▸ REQUIREMENT
All entries below need to be written out exactly, but without their pictures.

** START **

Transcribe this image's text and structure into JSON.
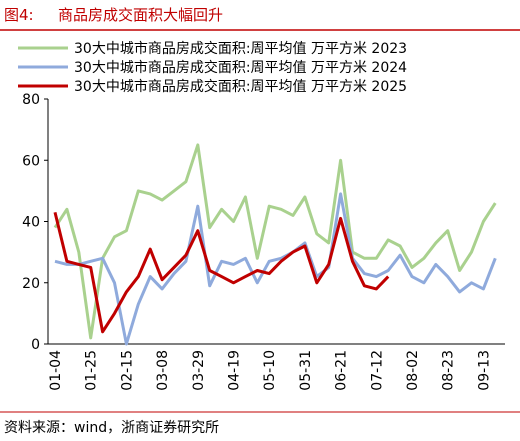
{
  "header": {
    "label": "图4:",
    "title": "商品房成交面积大幅回升"
  },
  "source": "资料来源：wind，浙商证券研究所",
  "chart_data": {
    "type": "line",
    "categories": [
      "01-04",
      null,
      null,
      "01-25",
      null,
      null,
      "02-15",
      null,
      null,
      "03-08",
      null,
      null,
      "03-29",
      null,
      null,
      "04-19",
      null,
      null,
      "05-10",
      null,
      null,
      "05-31",
      null,
      null,
      "06-21",
      null,
      null,
      "07-12",
      null,
      null,
      "08-02",
      null,
      null,
      "08-23",
      null,
      null,
      "09-13",
      null
    ],
    "series": [
      {
        "name": "30大中城市商品房成交面积:周平均值  万平方米  2023",
        "color": "#a9d18e",
        "values": [
          38,
          44,
          30,
          2,
          28,
          35,
          37,
          50,
          49,
          47,
          50,
          53,
          65,
          38,
          44,
          40,
          48,
          28,
          45,
          44,
          42,
          48,
          36,
          33,
          60,
          30,
          28,
          28,
          34,
          32,
          25,
          28,
          33,
          37,
          24,
          30,
          40,
          46
        ]
      },
      {
        "name": "30大中城市商品房成交面积:周平均值  万平方米  2024",
        "color": "#8faadc",
        "values": [
          27,
          26,
          26,
          27,
          28,
          20,
          0,
          13,
          22,
          18,
          23,
          27,
          45,
          19,
          27,
          26,
          28,
          20,
          27,
          28,
          30,
          33,
          22,
          25,
          49,
          28,
          23,
          22,
          24,
          29,
          22,
          20,
          26,
          22,
          17,
          20,
          18,
          28
        ]
      },
      {
        "name": "30大中城市商品房成交面积:周平均值  万平方米  2025",
        "color": "#c00000",
        "values": [
          43,
          27,
          26,
          25,
          4,
          10,
          17,
          22,
          31,
          21,
          25,
          29,
          37,
          24,
          22,
          20,
          22,
          24,
          23,
          27,
          30,
          32,
          20,
          26,
          41,
          27,
          19,
          18,
          22,
          null,
          null,
          null,
          null,
          null,
          null,
          null,
          null,
          null
        ]
      }
    ],
    "ylim": [
      0,
      80
    ],
    "yticks": [
      0,
      20,
      40,
      60,
      80
    ]
  }
}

** END **

▸ FINISHED ANSWER
Transcribe this image's text and structure into JSON.
{
  "header": {
    "label": "图4:",
    "title": "商品房成交面积大幅回升"
  },
  "source": "资料来源：wind，浙商证券研究所",
  "chart_data": {
    "type": "line",
    "categories": [
      "01-04",
      null,
      null,
      "01-25",
      null,
      null,
      "02-15",
      null,
      null,
      "03-08",
      null,
      null,
      "03-29",
      null,
      null,
      "04-19",
      null,
      null,
      "05-10",
      null,
      null,
      "05-31",
      null,
      null,
      "06-21",
      null,
      null,
      "07-12",
      null,
      null,
      "08-02",
      null,
      null,
      "08-23",
      null,
      null,
      "09-13",
      null
    ],
    "series": [
      {
        "name": "30大中城市商品房成交面积:周平均值  万平方米  2023",
        "color": "#a9d18e",
        "values": [
          38,
          44,
          30,
          2,
          28,
          35,
          37,
          50,
          49,
          47,
          50,
          53,
          65,
          38,
          44,
          40,
          48,
          28,
          45,
          44,
          42,
          48,
          36,
          33,
          60,
          30,
          28,
          28,
          34,
          32,
          25,
          28,
          33,
          37,
          24,
          30,
          40,
          46
        ]
      },
      {
        "name": "30大中城市商品房成交面积:周平均值  万平方米  2024",
        "color": "#8faadc",
        "values": [
          27,
          26,
          26,
          27,
          28,
          20,
          0,
          13,
          22,
          18,
          23,
          27,
          45,
          19,
          27,
          26,
          28,
          20,
          27,
          28,
          30,
          33,
          22,
          25,
          49,
          28,
          23,
          22,
          24,
          29,
          22,
          20,
          26,
          22,
          17,
          20,
          18,
          28
        ]
      },
      {
        "name": "30大中城市商品房成交面积:周平均值  万平方米  2025",
        "color": "#c00000",
        "values": [
          43,
          27,
          26,
          25,
          4,
          10,
          17,
          22,
          31,
          21,
          25,
          29,
          37,
          24,
          22,
          20,
          22,
          24,
          23,
          27,
          30,
          32,
          20,
          26,
          41,
          27,
          19,
          18,
          22,
          null,
          null,
          null,
          null,
          null,
          null,
          null,
          null,
          null
        ]
      }
    ],
    "ylim": [
      0,
      80
    ],
    "yticks": [
      0,
      20,
      40,
      60,
      80
    ]
  }
}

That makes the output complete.